Below is a block of records. Copy every line in it that contains the word "watermark".

--- Start of EXTRACTED RECORDS ---

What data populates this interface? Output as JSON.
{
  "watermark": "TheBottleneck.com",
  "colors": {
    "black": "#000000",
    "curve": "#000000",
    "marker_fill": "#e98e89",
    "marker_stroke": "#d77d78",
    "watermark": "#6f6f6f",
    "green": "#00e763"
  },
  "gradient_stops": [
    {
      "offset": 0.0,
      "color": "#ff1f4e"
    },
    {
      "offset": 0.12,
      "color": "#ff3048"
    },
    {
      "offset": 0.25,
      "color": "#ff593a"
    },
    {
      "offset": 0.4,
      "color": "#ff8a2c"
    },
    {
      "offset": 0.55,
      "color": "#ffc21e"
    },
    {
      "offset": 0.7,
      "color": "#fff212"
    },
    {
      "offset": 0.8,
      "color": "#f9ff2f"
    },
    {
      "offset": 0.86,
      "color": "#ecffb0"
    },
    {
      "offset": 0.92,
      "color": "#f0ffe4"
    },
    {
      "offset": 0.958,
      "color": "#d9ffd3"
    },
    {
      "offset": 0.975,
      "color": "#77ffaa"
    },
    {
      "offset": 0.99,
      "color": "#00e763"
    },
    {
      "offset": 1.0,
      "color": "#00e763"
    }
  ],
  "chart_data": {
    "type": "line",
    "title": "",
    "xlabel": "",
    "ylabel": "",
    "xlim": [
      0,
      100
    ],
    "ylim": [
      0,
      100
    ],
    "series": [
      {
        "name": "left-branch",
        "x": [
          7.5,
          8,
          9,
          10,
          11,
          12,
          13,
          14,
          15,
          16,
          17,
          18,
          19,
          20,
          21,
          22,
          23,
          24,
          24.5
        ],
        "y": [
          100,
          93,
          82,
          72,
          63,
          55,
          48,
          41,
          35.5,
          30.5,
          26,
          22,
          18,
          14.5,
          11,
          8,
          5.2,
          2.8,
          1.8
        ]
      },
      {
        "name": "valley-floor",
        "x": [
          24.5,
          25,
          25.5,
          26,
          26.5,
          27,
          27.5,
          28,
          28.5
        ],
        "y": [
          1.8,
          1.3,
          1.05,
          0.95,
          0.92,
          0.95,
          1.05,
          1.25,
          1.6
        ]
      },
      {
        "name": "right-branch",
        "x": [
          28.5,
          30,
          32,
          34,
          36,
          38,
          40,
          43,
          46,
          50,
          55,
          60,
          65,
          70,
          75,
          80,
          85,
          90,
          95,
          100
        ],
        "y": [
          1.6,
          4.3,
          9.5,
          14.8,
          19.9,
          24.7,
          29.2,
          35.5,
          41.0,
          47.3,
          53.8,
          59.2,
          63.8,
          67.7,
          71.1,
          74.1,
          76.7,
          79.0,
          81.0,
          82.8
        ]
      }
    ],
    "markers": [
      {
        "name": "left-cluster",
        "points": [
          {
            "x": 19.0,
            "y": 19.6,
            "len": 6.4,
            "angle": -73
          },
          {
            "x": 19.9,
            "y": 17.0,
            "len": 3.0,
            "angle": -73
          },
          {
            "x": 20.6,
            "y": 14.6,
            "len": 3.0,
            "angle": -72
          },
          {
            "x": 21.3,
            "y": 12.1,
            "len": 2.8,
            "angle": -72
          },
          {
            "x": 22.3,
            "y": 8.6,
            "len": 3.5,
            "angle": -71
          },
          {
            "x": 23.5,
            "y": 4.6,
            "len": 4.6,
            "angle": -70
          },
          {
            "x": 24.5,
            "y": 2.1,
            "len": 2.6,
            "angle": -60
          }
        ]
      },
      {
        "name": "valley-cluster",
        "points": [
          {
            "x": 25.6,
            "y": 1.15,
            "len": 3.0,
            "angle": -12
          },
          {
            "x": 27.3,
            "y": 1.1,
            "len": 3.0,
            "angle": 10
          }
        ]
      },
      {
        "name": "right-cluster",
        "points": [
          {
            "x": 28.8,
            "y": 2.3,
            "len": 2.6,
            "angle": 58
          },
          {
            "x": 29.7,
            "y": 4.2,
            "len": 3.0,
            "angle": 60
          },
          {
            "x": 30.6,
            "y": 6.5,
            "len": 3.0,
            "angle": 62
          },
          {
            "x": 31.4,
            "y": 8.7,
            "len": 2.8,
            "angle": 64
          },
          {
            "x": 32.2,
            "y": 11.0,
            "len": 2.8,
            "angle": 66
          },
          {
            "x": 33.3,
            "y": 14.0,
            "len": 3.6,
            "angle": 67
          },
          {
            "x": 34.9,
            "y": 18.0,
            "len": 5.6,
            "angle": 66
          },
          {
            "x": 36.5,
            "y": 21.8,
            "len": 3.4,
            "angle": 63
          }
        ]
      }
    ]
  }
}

--- End of EXTRACTED RECORDS ---

#### SOLUTION:
  "watermark": "TheBottleneck.com",
    "watermark": "#6f6f6f",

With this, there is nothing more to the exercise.